━━━ Data listing ━━━
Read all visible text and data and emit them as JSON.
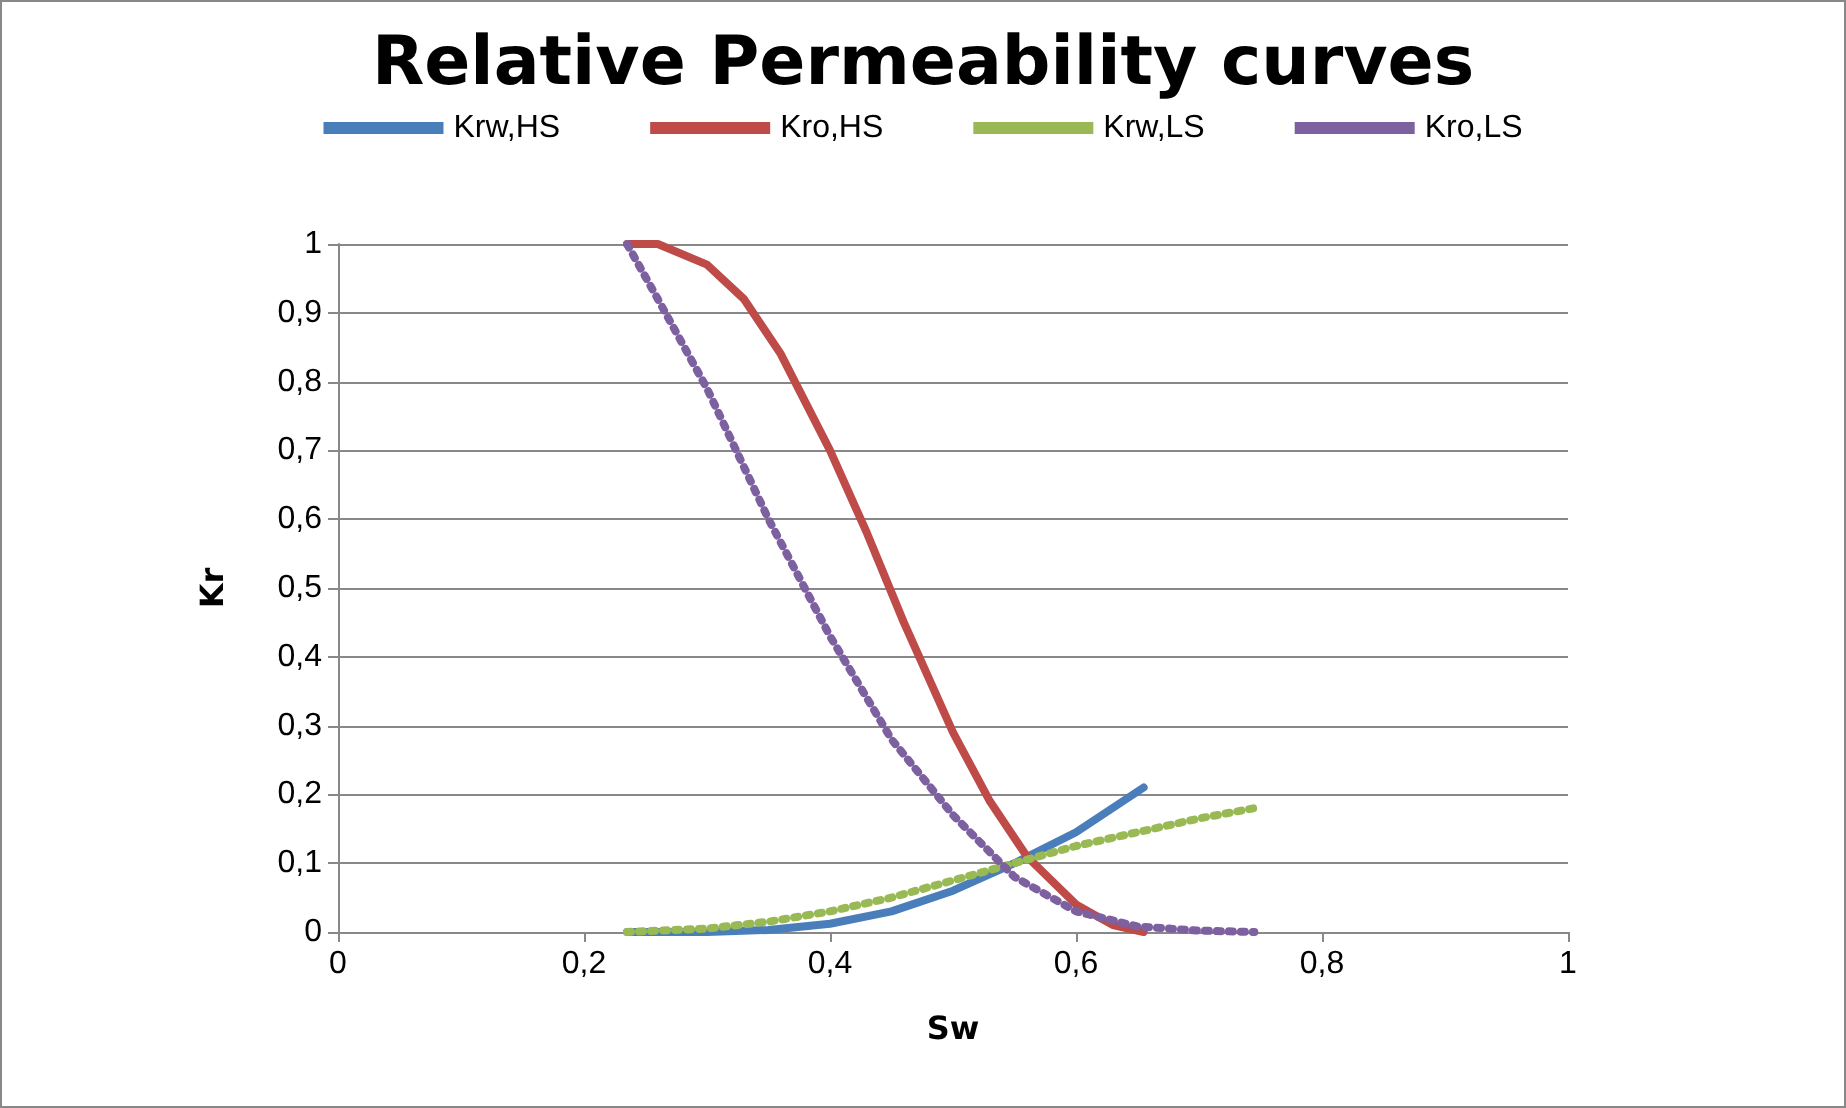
{
  "chart_data": {
    "type": "line",
    "title": "Relative Permeability curves",
    "xlabel": "Sw",
    "ylabel": "Kr",
    "xlim": [
      0,
      1
    ],
    "xticks": [
      0,
      {
        "value": 0.2,
        "label": "0,2"
      },
      {
        "value": 0.4,
        "label": "0,4"
      },
      {
        "value": 0.6,
        "label": "0,6"
      },
      {
        "value": 0.8,
        "label": "0,8"
      },
      1
    ],
    "ylim": [
      0,
      1
    ],
    "yticks": [
      0,
      {
        "value": 0.1,
        "label": "0,1"
      },
      {
        "value": 0.2,
        "label": "0,2"
      },
      {
        "value": 0.3,
        "label": "0,3"
      },
      {
        "value": 0.4,
        "label": "0,4"
      },
      {
        "value": 0.5,
        "label": "0,5"
      },
      {
        "value": 0.6,
        "label": "0,6"
      },
      {
        "value": 0.7,
        "label": "0,7"
      },
      {
        "value": 0.8,
        "label": "0,8"
      },
      {
        "value": 0.9,
        "label": "0,9"
      },
      1
    ],
    "grid": "y",
    "legend": "top",
    "marker": "none",
    "series": [
      {
        "name": "Krw,HS",
        "color": "#4a7ebb",
        "line_style": "solid",
        "x": [
          0.235,
          0.3,
          0.35,
          0.4,
          0.45,
          0.5,
          0.55,
          0.6,
          0.655
        ],
        "values": [
          0,
          0,
          0.003,
          0.012,
          0.03,
          0.06,
          0.1,
          0.145,
          0.21
        ]
      },
      {
        "name": "Kro,HS",
        "color": "#be4b48",
        "line_style": "solid",
        "x": [
          0.235,
          0.26,
          0.3,
          0.33,
          0.36,
          0.4,
          0.43,
          0.46,
          0.5,
          0.53,
          0.56,
          0.6,
          0.63,
          0.655
        ],
        "values": [
          1,
          1,
          0.97,
          0.92,
          0.84,
          0.7,
          0.58,
          0.45,
          0.29,
          0.19,
          0.11,
          0.04,
          0.01,
          0
        ]
      },
      {
        "name": "Krw,LS",
        "color": "#98b954",
        "line_style": "dotted",
        "x": [
          0.235,
          0.3,
          0.35,
          0.4,
          0.45,
          0.5,
          0.55,
          0.6,
          0.65,
          0.7,
          0.745
        ],
        "values": [
          0,
          0.005,
          0.015,
          0.03,
          0.05,
          0.075,
          0.1,
          0.125,
          0.145,
          0.165,
          0.18
        ]
      },
      {
        "name": "Kro,LS",
        "color": "#7d60a0",
        "line_style": "dotted",
        "x": [
          0.235,
          0.26,
          0.3,
          0.35,
          0.4,
          0.45,
          0.5,
          0.55,
          0.6,
          0.65,
          0.7,
          0.745
        ],
        "values": [
          1,
          0.92,
          0.79,
          0.6,
          0.43,
          0.28,
          0.17,
          0.08,
          0.03,
          0.008,
          0.002,
          0
        ]
      }
    ]
  }
}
━━━
[What to do]
Check each line of these records for the string "name" and state only how many lines have it.

[Correct output]
4